AIM OF THE TASK
Find every line in the records below that contains the word "icon", and copy each such line.
---
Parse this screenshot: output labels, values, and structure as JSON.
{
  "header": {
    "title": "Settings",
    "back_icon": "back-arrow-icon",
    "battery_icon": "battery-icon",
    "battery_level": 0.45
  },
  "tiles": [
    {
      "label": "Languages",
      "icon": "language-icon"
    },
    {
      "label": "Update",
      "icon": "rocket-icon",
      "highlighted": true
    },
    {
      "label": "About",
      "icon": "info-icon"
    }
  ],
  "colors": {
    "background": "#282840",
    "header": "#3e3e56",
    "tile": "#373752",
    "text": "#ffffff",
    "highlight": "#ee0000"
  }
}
---
WRITTEN ANSWER
    "back_icon": "back-arrow-icon",
    "battery_icon": "battery-icon",
      "icon": "language-icon"
      "icon": "rocket-icon",
      "icon": "info-icon"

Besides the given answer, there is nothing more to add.